Your task
For the entries below, how many lines include the word "Model"? Give the figure and nothing more.

Entries from a visual dataset
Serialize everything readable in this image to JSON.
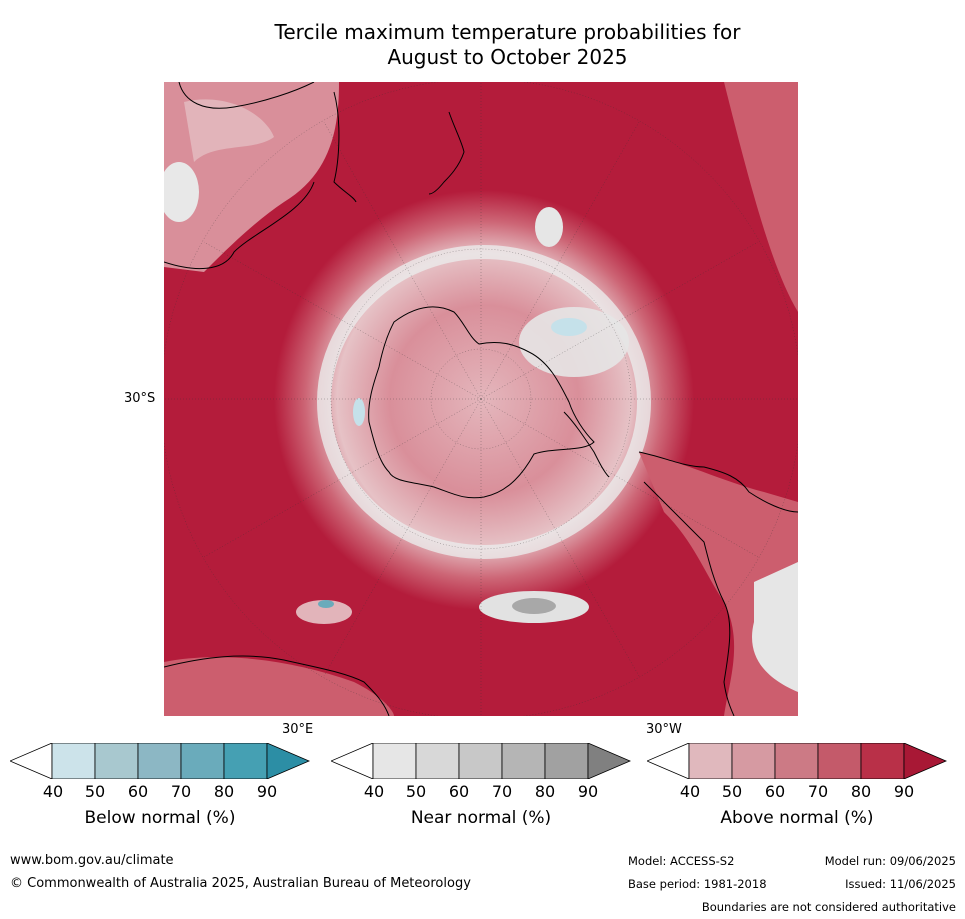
{
  "title_line1": "Tercile maximum temperature probabilities for",
  "title_line2": "August to October 2025",
  "map": {
    "projection": "south-polar stereographic",
    "lat_label": "30°S",
    "lon_label_east": "30°E",
    "lon_label_west": "30°W",
    "colors": {
      "ocean_dominant": "#b41c3b",
      "above_80": "#c4354f",
      "above_70": "#cc5e6e",
      "above_60": "#d88a96",
      "above_50": "#e2b4ba",
      "near_normal_light": "#e6e6e6",
      "near_normal_mid": "#a8a8a8",
      "below_normal_light": "#c5e1ea"
    }
  },
  "legends": [
    {
      "title": "Below normal (%)",
      "ticks": [
        "40",
        "50",
        "60",
        "70",
        "80",
        "90"
      ],
      "colors": [
        "#ffffff",
        "#cce3ea",
        "#a8c8cf",
        "#8cb7c4",
        "#6aabbb",
        "#45a0b3",
        "#2c8ea5"
      ]
    },
    {
      "title": "Near normal (%)",
      "ticks": [
        "40",
        "50",
        "60",
        "70",
        "80",
        "90"
      ],
      "colors": [
        "#ffffff",
        "#e6e6e6",
        "#d8d8d8",
        "#c8c8c8",
        "#b5b5b5",
        "#a1a1a1",
        "#808080"
      ]
    },
    {
      "title": "Above normal (%)",
      "ticks": [
        "40",
        "50",
        "60",
        "70",
        "80",
        "90"
      ],
      "colors": [
        "#ffffff",
        "#e0b8bd",
        "#d69aa2",
        "#cc7a85",
        "#c45a6a",
        "#b93048",
        "#a81835"
      ]
    }
  ],
  "footer": {
    "url": "www.bom.gov.au/climate",
    "copyright": "© Commonwealth of Australia 2025, Australian Bureau of Meteorology",
    "model": "Model: ACCESS-S2",
    "model_run": "Model run: 09/06/2025",
    "base_period": "Base period: 1981-2018",
    "issued": "Issued: 11/06/2025",
    "disclaimer": "Boundaries are not considered authoritative"
  }
}
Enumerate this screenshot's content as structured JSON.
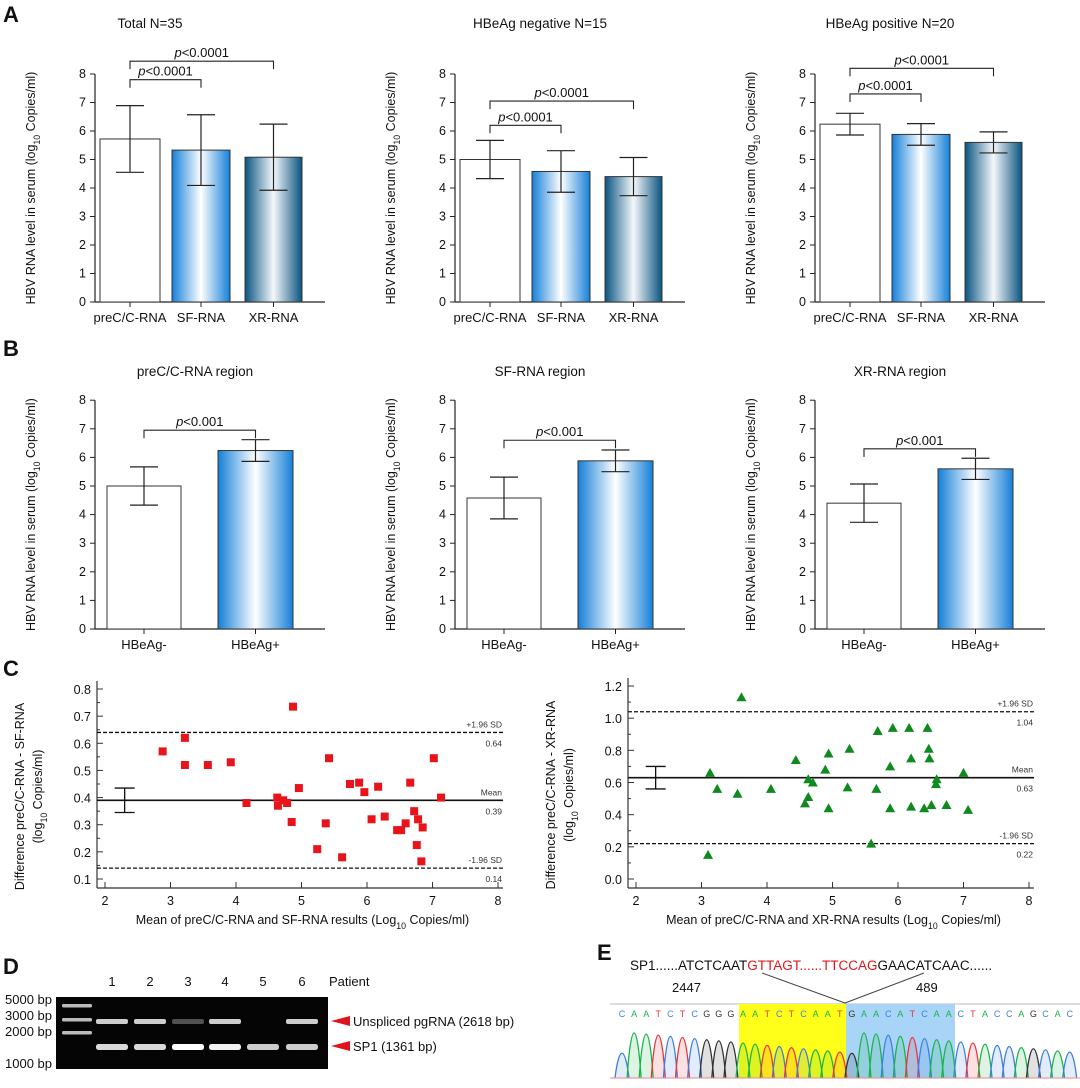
{
  "panel_letters": [
    "A",
    "B",
    "C",
    "D",
    "E"
  ],
  "y_axis_label": {
    "pre": "HBV  RNA level in serum (log",
    "sub": "10",
    "post": " Copies/ml)"
  },
  "colors": {
    "sf_bar": "#1b8fe0",
    "xr_bar": "#0c5b88",
    "scatter_c1": "#e8141b",
    "scatter_c2": "#0f8a1f",
    "splice_red": "#e0141b"
  },
  "chart_data": [
    {
      "id": "A1",
      "type": "bar",
      "title": "Total N=35",
      "categories": [
        "preC/C-RNA",
        "SF-RNA",
        "XR-RNA"
      ],
      "values": [
        5.72,
        5.33,
        5.08
      ],
      "errors": [
        1.17,
        1.24,
        1.16
      ],
      "ylim": [
        0,
        8
      ],
      "yticks": [
        "0",
        "1",
        "2",
        "3",
        "4",
        "5",
        "6",
        "7",
        "8"
      ],
      "comparisons": [
        {
          "from": 0,
          "to": 1,
          "level": 7.8,
          "p": "<0.0001"
        },
        {
          "from": 0,
          "to": 2,
          "level": 8.45,
          "p": "<0.0001"
        }
      ]
    },
    {
      "id": "A2",
      "type": "bar",
      "title": "HBeAg  negative N=15",
      "categories": [
        "preC/C-RNA",
        "SF-RNA",
        "XR-RNA"
      ],
      "values": [
        5.0,
        4.58,
        4.4
      ],
      "errors": [
        0.67,
        0.73,
        0.67
      ],
      "ylim": [
        0,
        8
      ],
      "yticks": [
        "0",
        "1",
        "2",
        "3",
        "4",
        "5",
        "6",
        "7",
        "8"
      ],
      "comparisons": [
        {
          "from": 0,
          "to": 1,
          "level": 6.2,
          "p": "<0.0001"
        },
        {
          "from": 0,
          "to": 2,
          "level": 7.05,
          "p": "<0.0001"
        }
      ]
    },
    {
      "id": "A3",
      "type": "bar",
      "title": "HBeAg  positive N=20",
      "categories": [
        "preC/C-RNA",
        "SF-RNA",
        "XR-RNA"
      ],
      "values": [
        6.24,
        5.88,
        5.6
      ],
      "errors": [
        0.38,
        0.38,
        0.37
      ],
      "ylim": [
        0,
        8
      ],
      "yticks": [
        "0",
        "1",
        "2",
        "3",
        "4",
        "5",
        "6",
        "7",
        "8"
      ],
      "comparisons": [
        {
          "from": 0,
          "to": 1,
          "level": 7.3,
          "p": "<0.0001"
        },
        {
          "from": 0,
          "to": 2,
          "level": 8.2,
          "p": "<0.0001"
        }
      ]
    },
    {
      "id": "B1",
      "type": "bar",
      "title": "preC/C-RNA region",
      "categories": [
        "HBeAg-",
        "HBeAg+"
      ],
      "values": [
        5.0,
        6.24
      ],
      "errors": [
        0.67,
        0.38
      ],
      "ylim": [
        0,
        8
      ],
      "yticks": [
        "0",
        "1",
        "2",
        "3",
        "4",
        "5",
        "6",
        "7",
        "8"
      ],
      "comparisons": [
        {
          "from": 0,
          "to": 1,
          "level": 6.95,
          "p": "<0.001"
        }
      ]
    },
    {
      "id": "B2",
      "type": "bar",
      "title": "SF-RNA region",
      "categories": [
        "HBeAg-",
        "HBeAg+"
      ],
      "values": [
        4.58,
        5.88
      ],
      "errors": [
        0.73,
        0.38
      ],
      "ylim": [
        0,
        8
      ],
      "yticks": [
        "0",
        "1",
        "2",
        "3",
        "4",
        "5",
        "6",
        "7",
        "8"
      ],
      "comparisons": [
        {
          "from": 0,
          "to": 1,
          "level": 6.6,
          "p": "<0.001"
        }
      ]
    },
    {
      "id": "B3",
      "type": "bar",
      "title": "XR-RNA region",
      "categories": [
        "HBeAg-",
        "HBeAg+"
      ],
      "values": [
        4.4,
        5.6
      ],
      "errors": [
        0.67,
        0.37
      ],
      "ylim": [
        0,
        8
      ],
      "yticks": [
        "0",
        "1",
        "2",
        "3",
        "4",
        "5",
        "6",
        "7",
        "8"
      ],
      "comparisons": [
        {
          "from": 0,
          "to": 1,
          "level": 6.3,
          "p": "<0.001"
        }
      ]
    },
    {
      "id": "C1",
      "type": "scatter",
      "marker": "square",
      "ylabel_line1": "Difference preC/C-RNA - SF-RNA",
      "ylabel_line2_pre": "(log",
      "ylabel_line2_sub": "10",
      "ylabel_line2_post": " Copies/ml)",
      "xlabel_pre": "Mean of preC/C-RNA and SF-RNA results (Log",
      "xlabel_sub": "10",
      "xlabel_post": " Copies/ml)",
      "xlim": [
        2,
        8
      ],
      "ylim": [
        0.1,
        0.8
      ],
      "xticks": [
        "2",
        "3",
        "4",
        "5",
        "6",
        "7",
        "8"
      ],
      "yticks": [
        "0.1",
        "0.2",
        "0.3",
        "0.4",
        "0.5",
        "0.6",
        "0.7",
        "0.8"
      ],
      "mean": {
        "label": "Mean",
        "value": 0.39,
        "value_label": "0.39",
        "ci": [
          0.345,
          0.435
        ]
      },
      "upper": {
        "label": "+1.96 SD",
        "value": 0.64,
        "value_label": "0.64"
      },
      "lower": {
        "label": "-1.96 SD",
        "value": 0.14,
        "value_label": "0.14"
      },
      "points": [
        [
          2.88,
          0.57
        ],
        [
          3.22,
          0.62
        ],
        [
          3.22,
          0.52
        ],
        [
          3.57,
          0.52
        ],
        [
          3.92,
          0.53
        ],
        [
          4.16,
          0.38
        ],
        [
          4.63,
          0.4
        ],
        [
          4.64,
          0.37
        ],
        [
          4.72,
          0.39
        ],
        [
          4.78,
          0.38
        ],
        [
          4.85,
          0.31
        ],
        [
          4.87,
          0.735
        ],
        [
          4.96,
          0.435
        ],
        [
          5.24,
          0.21
        ],
        [
          5.37,
          0.305
        ],
        [
          5.42,
          0.545
        ],
        [
          5.62,
          0.18
        ],
        [
          5.74,
          0.45
        ],
        [
          5.88,
          0.455
        ],
        [
          5.96,
          0.42
        ],
        [
          6.07,
          0.32
        ],
        [
          6.17,
          0.44
        ],
        [
          6.27,
          0.33
        ],
        [
          6.46,
          0.28
        ],
        [
          6.52,
          0.28
        ],
        [
          6.59,
          0.305
        ],
        [
          6.66,
          0.455
        ],
        [
          6.72,
          0.35
        ],
        [
          6.76,
          0.225
        ],
        [
          6.78,
          0.32
        ],
        [
          6.83,
          0.165
        ],
        [
          6.85,
          0.29
        ],
        [
          7.02,
          0.545
        ],
        [
          7.13,
          0.4
        ]
      ]
    },
    {
      "id": "C2",
      "type": "scatter",
      "marker": "triangle",
      "ylabel_line1": "Difference preC/C-RNA - XR-RNA",
      "ylabel_line2_pre": "(log",
      "ylabel_line2_sub": "10",
      "ylabel_line2_post": " Copies/ml)",
      "xlabel_pre": "Mean of preC/C-RNA and XR-RNA results (Log",
      "xlabel_sub": "10",
      "xlabel_post": " Copies/ml)",
      "xlim": [
        2,
        8
      ],
      "ylim": [
        0,
        1.2
      ],
      "xticks": [
        "2",
        "3",
        "4",
        "5",
        "6",
        "7",
        "8"
      ],
      "yticks": [
        "0.0",
        "0.2",
        "0.4",
        "0.6",
        "0.8",
        "1.0",
        "1.2"
      ],
      "mean": {
        "label": "Mean",
        "value": 0.63,
        "value_label": "0.63",
        "ci": [
          0.56,
          0.7
        ]
      },
      "upper": {
        "label": "+1.96 SD",
        "value": 1.04,
        "value_label": "1.04"
      },
      "lower": {
        "label": "-1.96 SD",
        "value": 0.22,
        "value_label": "0.22"
      },
      "points": [
        [
          3.1,
          0.15
        ],
        [
          3.13,
          0.66
        ],
        [
          3.24,
          0.56
        ],
        [
          3.55,
          0.53
        ],
        [
          3.61,
          1.13
        ],
        [
          4.06,
          0.56
        ],
        [
          4.44,
          0.74
        ],
        [
          4.58,
          0.47
        ],
        [
          4.63,
          0.51
        ],
        [
          4.63,
          0.62
        ],
        [
          4.7,
          0.6
        ],
        [
          4.89,
          0.68
        ],
        [
          4.94,
          0.44
        ],
        [
          4.94,
          0.78
        ],
        [
          5.23,
          0.57
        ],
        [
          5.26,
          0.81
        ],
        [
          5.59,
          0.22
        ],
        [
          5.67,
          0.56
        ],
        [
          5.69,
          0.92
        ],
        [
          5.88,
          0.44
        ],
        [
          5.88,
          0.7
        ],
        [
          5.92,
          0.94
        ],
        [
          6.17,
          0.94
        ],
        [
          6.2,
          0.45
        ],
        [
          6.2,
          0.75
        ],
        [
          6.4,
          0.44
        ],
        [
          6.45,
          0.94
        ],
        [
          6.47,
          0.81
        ],
        [
          6.48,
          0.75
        ],
        [
          6.51,
          0.46
        ],
        [
          6.58,
          0.59
        ],
        [
          6.59,
          0.62
        ],
        [
          6.74,
          0.46
        ],
        [
          7.0,
          0.66
        ],
        [
          7.07,
          0.43
        ]
      ]
    }
  ],
  "gel": {
    "lanes": [
      "1",
      "2",
      "3",
      "4",
      "5",
      "6"
    ],
    "lanes_title": "Patient",
    "markers": [
      "5000 bp",
      "3000 bp",
      "2000 bp",
      "1000 bp"
    ],
    "upper_band_intensity": [
      0.8,
      0.8,
      0.3,
      0.8,
      0,
      0.8
    ],
    "lower_band_intensity": [
      0.85,
      0.85,
      1,
      0.95,
      0.8,
      0.8
    ],
    "band_labels": [
      "Unspliced pgRNA (2618 bp)",
      "SP1 (1361 bp)"
    ]
  },
  "sequence": {
    "name": "SP1",
    "seq_left": "......ATCTCAAT",
    "seq_red": "GTTAGT......TTCCAG",
    "seq_right": "GAACATCAAC......",
    "pos_left": "2447",
    "pos_right": "489",
    "bases_pre": "CAATCTCGGG",
    "bases_yellow": "AATCTCAAT",
    "bases_blue": "GAACATCAA",
    "bases_post": "CTACCAGCAC"
  }
}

Task output
2